Listed entries -
● ● ● ● ●

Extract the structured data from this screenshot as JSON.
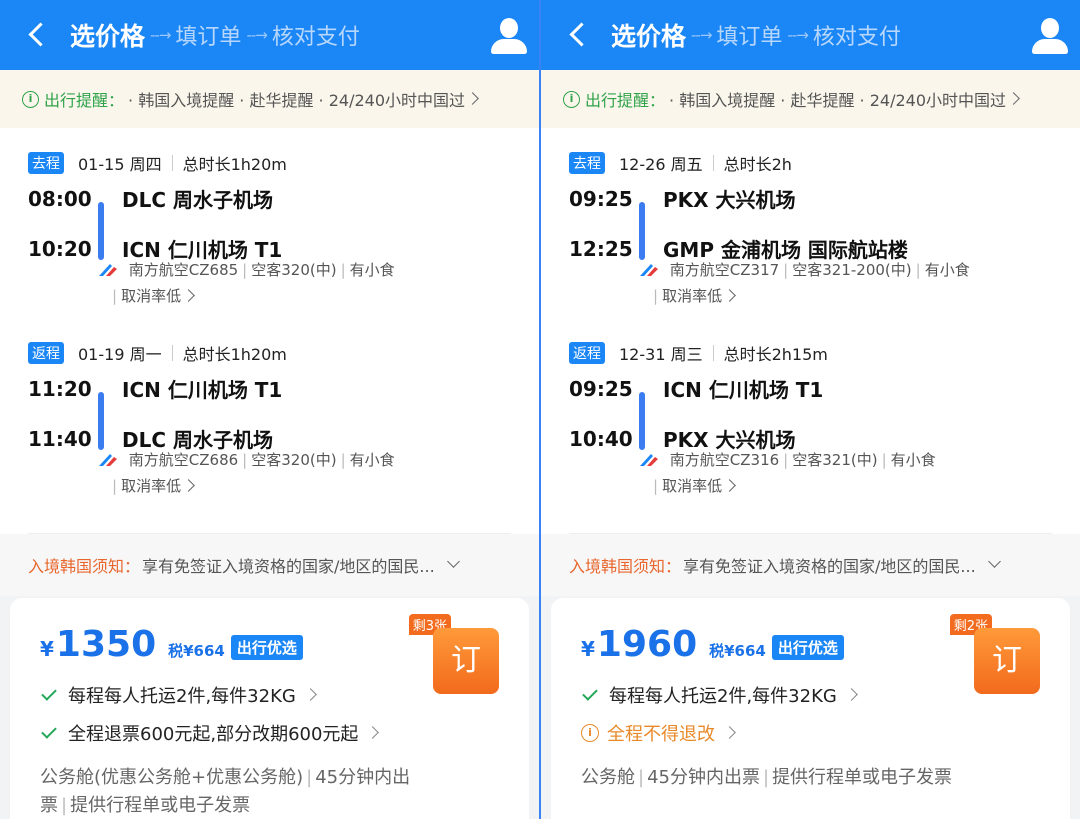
{
  "header": {
    "step_current": "选价格",
    "arrow": "--→",
    "step_2": "填订单",
    "step_3": "核对支付"
  },
  "reminder": {
    "title": "出行提醒",
    "colon": "：",
    "text": "· 韩国入境提醒 · 赴华提醒 · 24/240小时中国过"
  },
  "notice": {
    "title": "入境韩国须知",
    "colon": "：",
    "text": "享有免签证入境资格的国家/地区的国民..."
  },
  "left": {
    "outbound": {
      "tag": "去程",
      "date": "01-15 周四",
      "duration": "总时长1h20m",
      "dep_time": "08:00",
      "dep_airport": "DLC 周水子机场",
      "arr_time": "10:20",
      "arr_airport": "ICN 仁川机场 T1",
      "airline": "南方航空CZ685",
      "aircraft": "空客320(中)",
      "meal": "有小食",
      "cancel": "取消率低"
    },
    "return": {
      "tag": "返程",
      "date": "01-19 周一",
      "duration": "总时长1h20m",
      "dep_time": "11:20",
      "dep_airport": "ICN 仁川机场 T1",
      "arr_time": "11:40",
      "arr_airport": "DLC 周水子机场",
      "airline": "南方航空CZ686",
      "aircraft": "空客320(中)",
      "meal": "有小食",
      "cancel": "取消率低"
    },
    "card": {
      "currency": "¥",
      "price": "1350",
      "tax": "税¥664",
      "badge": "出行优选",
      "remain": "剩3张",
      "book": "订",
      "feature_1": "每程每人托运2件,每件32KG",
      "feature_2": "全程退票600元起,部分改期600元起",
      "cabin_1": "公务舱(优惠公务舱+优惠公务舱)",
      "cabin_2": "45分钟内出",
      "cabin_3": "票",
      "cabin_4": "提供行程单或电子发票"
    }
  },
  "right": {
    "outbound": {
      "tag": "去程",
      "date": "12-26 周五",
      "duration": "总时长2h",
      "dep_time": "09:25",
      "dep_airport": "PKX 大兴机场",
      "arr_time": "12:25",
      "arr_airport": "GMP 金浦机场 国际航站楼",
      "airline": "南方航空CZ317",
      "aircraft": "空客321-200(中)",
      "meal": "有小食",
      "cancel": "取消率低"
    },
    "return": {
      "tag": "返程",
      "date": "12-31 周三",
      "duration": "总时长2h15m",
      "dep_time": "09:25",
      "dep_airport": "ICN 仁川机场 T1",
      "arr_time": "10:40",
      "arr_airport": "PKX 大兴机场",
      "airline": "南方航空CZ316",
      "aircraft": "空客321(中)",
      "meal": "有小食",
      "cancel": "取消率低"
    },
    "card": {
      "currency": "¥",
      "price": "1960",
      "tax": "税¥664",
      "badge": "出行优选",
      "remain": "剩2张",
      "book": "订",
      "feature_1": "每程每人托运2件,每件32KG",
      "feature_2": "全程不得退改",
      "cabin_1": "公务舱",
      "cabin_2": "45分钟内出票",
      "cabin_3": "提供行程单或电子发票"
    }
  },
  "colors": {
    "header_blue": "#1b86f5",
    "price_blue": "#1b72e8",
    "green": "#2fa34a",
    "orange": "#f26a1c",
    "warn_orange": "#e88a2a"
  },
  "icons": {
    "back": "chevron-left-icon",
    "user": "user-icon",
    "info": "info-icon",
    "airline": "china-southern-logo-icon",
    "check": "check-icon"
  }
}
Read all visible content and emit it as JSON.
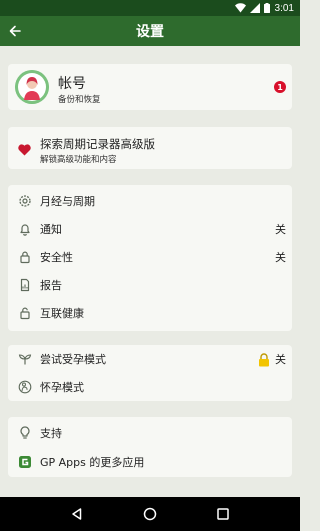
{
  "status_bar": {
    "time": "3:01"
  },
  "app_bar": {
    "title": "设置"
  },
  "account": {
    "title": "帐号",
    "subtitle": "备份和恢复",
    "badge": "1"
  },
  "premium": {
    "title": "探索周期记录器高级版",
    "subtitle": "解锁高级功能和内容"
  },
  "settings": {
    "items": [
      {
        "label": "月经与周期",
        "icon": "gear-icon",
        "value": ""
      },
      {
        "label": "通知",
        "icon": "bell-icon",
        "value": "关"
      },
      {
        "label": "安全性",
        "icon": "lock-icon",
        "value": "关"
      },
      {
        "label": "报告",
        "icon": "report-icon",
        "value": ""
      },
      {
        "label": "互联健康",
        "icon": "sync-lock-icon",
        "value": ""
      }
    ]
  },
  "pregnancy": {
    "items": [
      {
        "label": "尝试受孕模式",
        "icon": "sprout-icon",
        "value": "关"
      },
      {
        "label": "怀孕模式",
        "icon": "pregnant-icon",
        "value": ""
      }
    ]
  },
  "support": {
    "items": [
      {
        "label": "支持",
        "icon": "bulb-icon"
      },
      {
        "label": "GP Apps 的更多应用",
        "icon": "gp-logo-icon"
      }
    ]
  },
  "colors": {
    "app_bar": "#2e6b2d",
    "status_bar": "#1b4c1d",
    "background": "#e9ebe4",
    "card": "#f7f8f4",
    "badge": "#d8102b",
    "heart": "#c8182f",
    "lock_accent": "#f2c400"
  }
}
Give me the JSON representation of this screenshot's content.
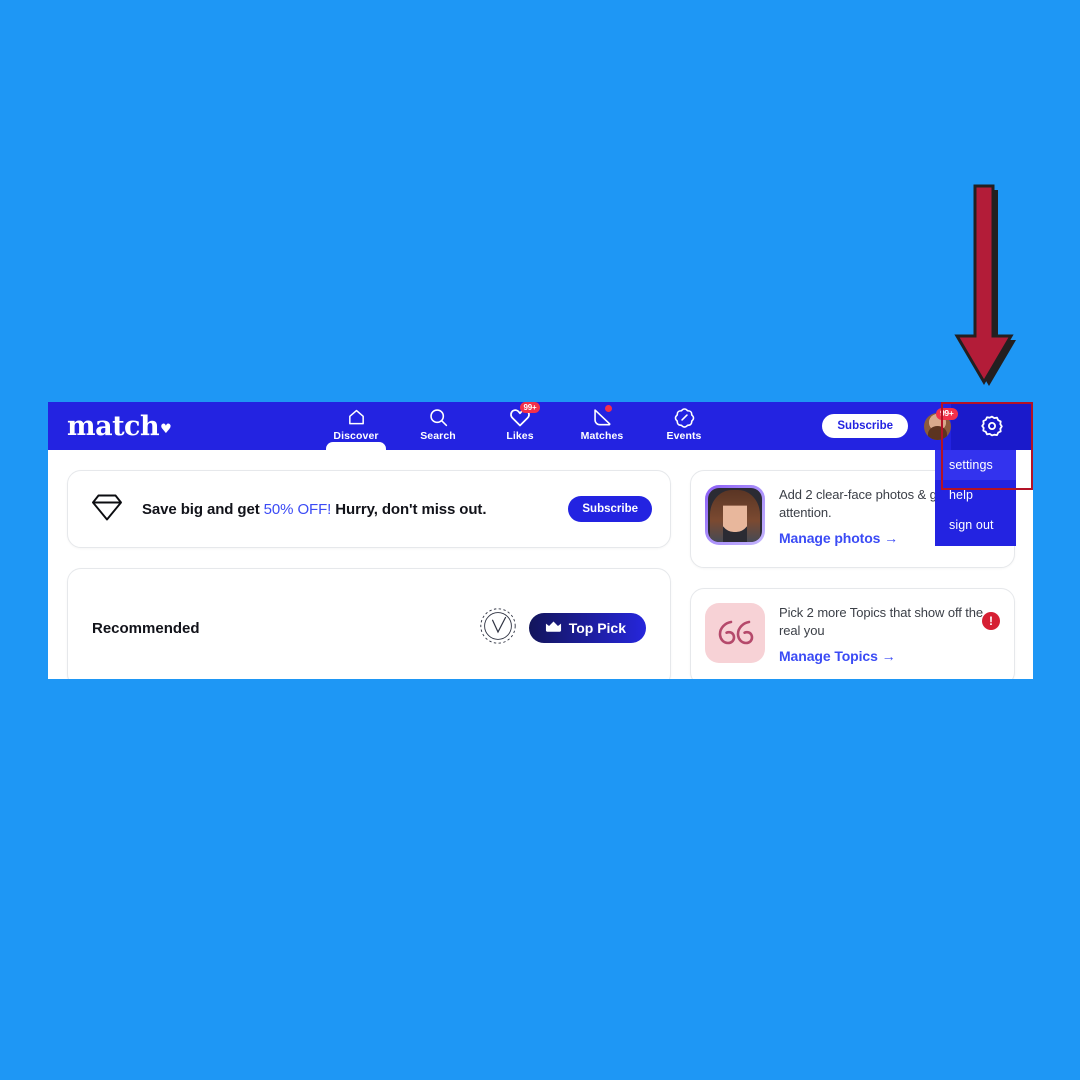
{
  "theme": {
    "page_background": "#1E97F5",
    "brand_blue": "#2323E1",
    "accent_link": "#3B4BF5",
    "badge_red": "#F3304A",
    "annotation_red": "#B31226"
  },
  "navbar": {
    "logo_text": "match",
    "logo_heart": "♥",
    "tabs": [
      {
        "label": "Discover",
        "icon": "home-icon",
        "active": true,
        "badge": ""
      },
      {
        "label": "Search",
        "icon": "search-icon",
        "active": false,
        "badge": ""
      },
      {
        "label": "Likes",
        "icon": "heart-icon",
        "active": false,
        "badge": "99+"
      },
      {
        "label": "Matches",
        "icon": "chat-bubble-icon",
        "active": false,
        "badge": "dot"
      },
      {
        "label": "Events",
        "icon": "ticket-icon",
        "active": false,
        "badge": ""
      }
    ],
    "subscribe_label": "Subscribe",
    "avatar_badge": "99+",
    "gear_icon": "gear-icon"
  },
  "account_menu": {
    "items": [
      {
        "label": "settings",
        "active": true
      },
      {
        "label": "help",
        "active": false
      },
      {
        "label": "sign out",
        "active": false
      }
    ]
  },
  "promo": {
    "icon": "diamond-icon",
    "text_before": "Save big and get ",
    "highlight": "50% OFF!",
    "text_after": " Hurry, don't miss out.",
    "button_label": "Subscribe"
  },
  "recommended": {
    "title": "Recommended",
    "seal_icon": "vaccinated-seal-icon",
    "top_pick_label": "Top Pick",
    "top_pick_icon": "crown-icon"
  },
  "tasks": [
    {
      "thumb": "profile-photo-thumbnail",
      "text": "Add 2 clear-face photos & get more attention.",
      "link_label": "Manage photos →",
      "alert": ""
    },
    {
      "thumb": "quote-marks-icon",
      "text": "Pick 2 more Topics that show off the real you",
      "link_label": "Manage Topics →",
      "alert": "!"
    }
  ],
  "annotations": {
    "arrow": "down-arrow-annotation",
    "highlight": "settings-highlight-box"
  }
}
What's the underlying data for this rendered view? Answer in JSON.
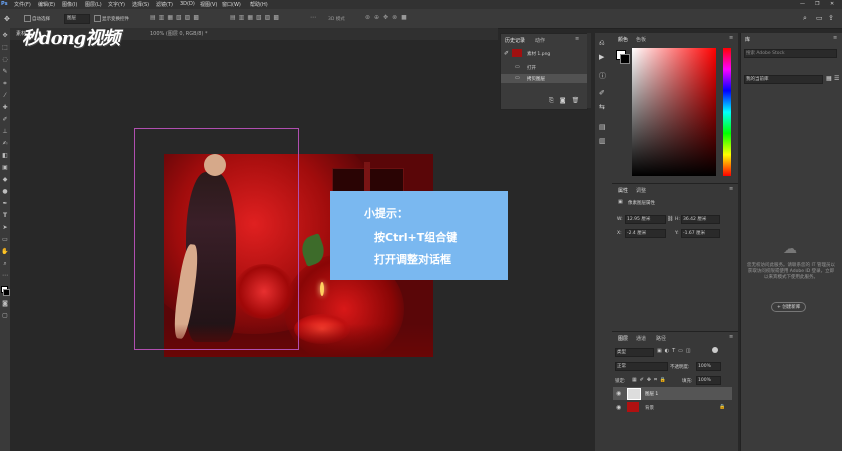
{
  "menubar": {
    "items": [
      "文件(F)",
      "编辑(E)",
      "图像(I)",
      "图层(L)",
      "文字(Y)",
      "选择(S)",
      "滤镜(T)",
      "3D(D)",
      "视图(V)",
      "窗口(W)",
      "帮助(H)"
    ]
  },
  "options": {
    "auto_select": "自动选择",
    "layer_select": "图层",
    "show_transform": "显示变换控件",
    "mode_3d": "3D 模式"
  },
  "doc_tabs": [
    "素材",
    "100% (图层 0, RGB/8) *"
  ],
  "logo": "秒dong视频",
  "tip": {
    "title": "小提示：",
    "line1": "按Ctrl+T组合键",
    "line2": "打开调整对话框"
  },
  "history": {
    "tab_history": "历史记录",
    "tab_actions": "动作",
    "snapshot": "素材 1.png",
    "step1": "打开",
    "step2": "拷贝图层"
  },
  "color_panel": {
    "tab_color": "颜色",
    "tab_swatches": "色板"
  },
  "properties": {
    "tab_properties": "属性",
    "tab_adjust": "调整",
    "title": "像素图层属性",
    "w_label": "W:",
    "w_value": "12.95 厘米",
    "h_label": "H:",
    "h_value": "36.42 厘米",
    "x_label": "X:",
    "x_value": "-2.4 厘米",
    "y_label": "Y:",
    "y_value": "-1.67 厘米"
  },
  "layers": {
    "tab_layers": "图层",
    "tab_channels": "通道",
    "tab_paths": "路径",
    "kind": "类型",
    "blend_mode": "正常",
    "opacity_label": "不透明度:",
    "opacity_value": "100%",
    "lock_label": "锁定:",
    "fill_label": "填充:",
    "fill_value": "100%",
    "layer1": "图层 1",
    "background": "背景"
  },
  "library": {
    "tab": "库",
    "search_placeholder": "搜索 Adobe Stock",
    "selected_lib": "我的当前库",
    "message": "您无权访问此服务。请联系您的 IT 管理员以获取访问权限或使用 Adobe ID 登录，立即以来宾模式下使用此服务。",
    "create_button": "+ 创建新库"
  },
  "colors": {
    "accent_tip": "#7ab8f0",
    "transform_border": "#b04fb0",
    "panel_bg": "#383838"
  }
}
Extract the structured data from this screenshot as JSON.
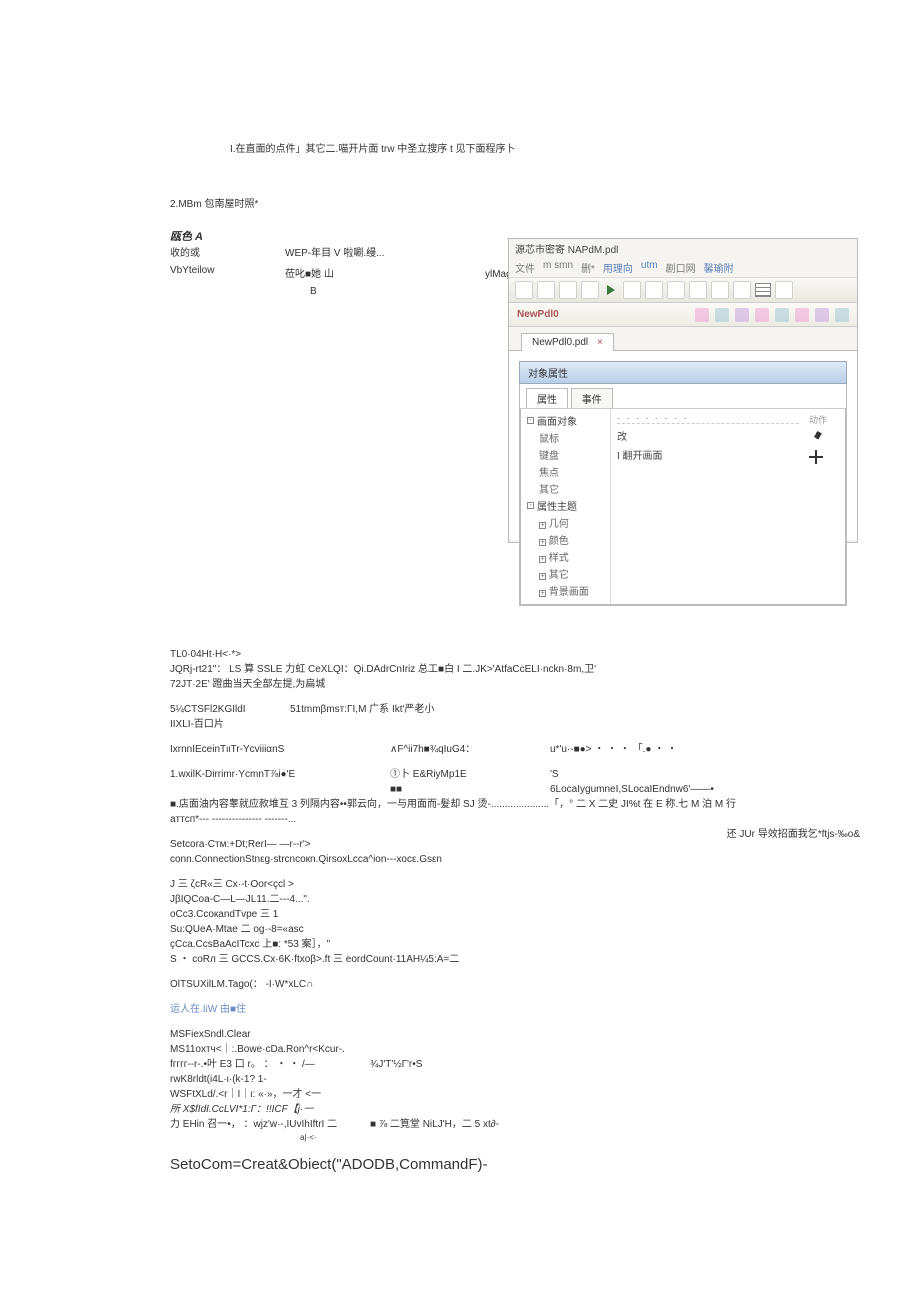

● ● ● ● ●

Stated exercise -
Exactly repeat every line from the line that includes "What's the underlying" to the end of the listing, and nothing else, leaving pictures out.

Response to this task -
What's the underlying data for this rendered view? Answer in JSON.
{
  "menubar": {
    "items": [
      "文件(F)",
      "编辑(E)",
      "图像(I)",
      "图层(L)",
      "文字(Y)",
      "选择(S)",
      "滤镜(T)",
      "3D(D)",
      "视图(V)",
      "窗口(W)",
      "帮助(H)"
    ]
  },
  "options": {
    "auto_select": "自动选择",
    "layer_select": "图层",
    "show_transform": "显示变换控件",
    "mode_3d": "3D 模式"
  },
  "doc_tabs": [
    "素材",
    "100% (图层 0, RGB/8) *"
  ],
  "logo": "秒dong视频",
  "tip": {
    "title": "小提示：",
    "line1": "按Ctrl+T组合键",
    "line2": "打开调整对话框"
  },
  "history": {
    "tab_history": "历史记录",
    "tab_actions": "动作",
    "snapshot": "素材 1.png",
    "step1": "打开",
    "step2": "拷贝图层"
  },
  "color_panel": {
    "tab_color": "颜色",
    "tab_swatches": "色板"
  },
  "properties": {
    "tab_properties": "属性",
    "tab_adjust": "调整",
    "title": "像素图层属性",
    "w_label": "W:",
    "w_value": "12.95 厘米",
    "h_label": "H:",
    "h_value": "36.42 厘米",
    "x_label": "X:",
    "x_value": "-2.4 厘米",
    "y_label": "Y:",
    "y_value": "-1.67 厘米"
  },
  "layers": {
    "tab_layers": "图层",
    "tab_channels": "通道",
    "tab_paths": "路径",
    "kind": "类型",
    "blend_mode": "正常",
    "opacity_label": "不透明度:",
    "opacity_value": "100%",
    "lock_label": "锁定:",
    "fill_label": "填充:",
    "fill_value": "100%",
    "layer1": "图层 1",
    "background": "背景"
  },
  "library": {
    "tab": "库",
    "search_placeholder": "搜索 Adobe Stock",
    "selected_lib": "我的当前库",
    "message": "您无权访问此服务。请联系您的 IT 管理员以获取访问权限或使用 Adobe ID 登录，立即以来宾模式下使用此服务。",
    "create_button": "+ 创建新库"
  },
  "colors": {
    "accent_tip": "#7ab8f0",
    "transform_border": "#b04fb0",
    "panel_bg": "#383838"
  }
}
Extract the structured data from this screenshot as JSON.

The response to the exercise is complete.